Start of Task inputs
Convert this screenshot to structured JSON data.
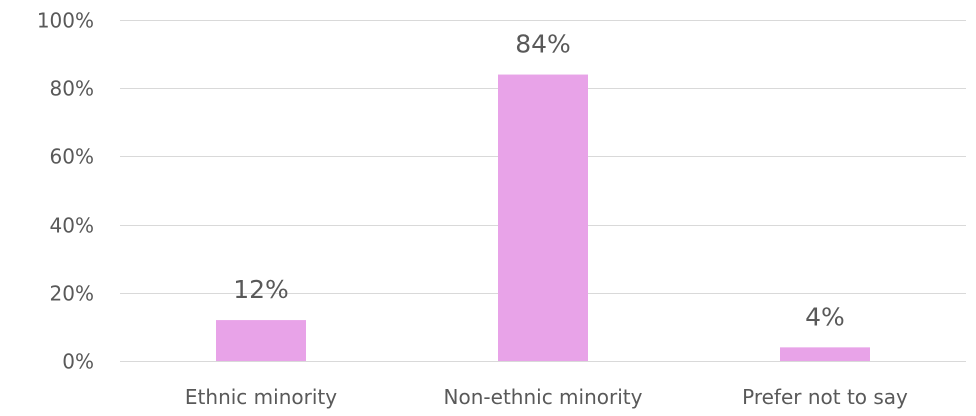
{
  "chart_data": {
    "type": "bar",
    "categories": [
      "Ethnic minority",
      "Non-ethnic minority",
      "Prefer not to say"
    ],
    "values": [
      12,
      84,
      4
    ],
    "data_labels": [
      "12%",
      "84%",
      "4%"
    ],
    "ylim": [
      0,
      100
    ],
    "y_ticks": [
      0,
      20,
      40,
      60,
      80,
      100
    ],
    "y_tick_labels": [
      "0%",
      "20%",
      "40%",
      "60%",
      "80%",
      "100%"
    ],
    "grid": true,
    "legend": "none",
    "bar_color": "#e8a3e8",
    "grid_color": "#d9d9d9",
    "text_color": "#595959"
  }
}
End of Task inputs
# [What the exercise asks]
Extract the full listing exactly, with the pictures left out.

# [Result]
Convert this screenshot to structured JSON data.
{
  "chart_data": {
    "type": "bar",
    "categories": [
      "Ethnic minority",
      "Non-ethnic minority",
      "Prefer not to say"
    ],
    "values": [
      12,
      84,
      4
    ],
    "data_labels": [
      "12%",
      "84%",
      "4%"
    ],
    "ylim": [
      0,
      100
    ],
    "y_ticks": [
      0,
      20,
      40,
      60,
      80,
      100
    ],
    "y_tick_labels": [
      "0%",
      "20%",
      "40%",
      "60%",
      "80%",
      "100%"
    ],
    "grid": true,
    "legend": "none",
    "bar_color": "#e8a3e8",
    "grid_color": "#d9d9d9",
    "text_color": "#595959"
  }
}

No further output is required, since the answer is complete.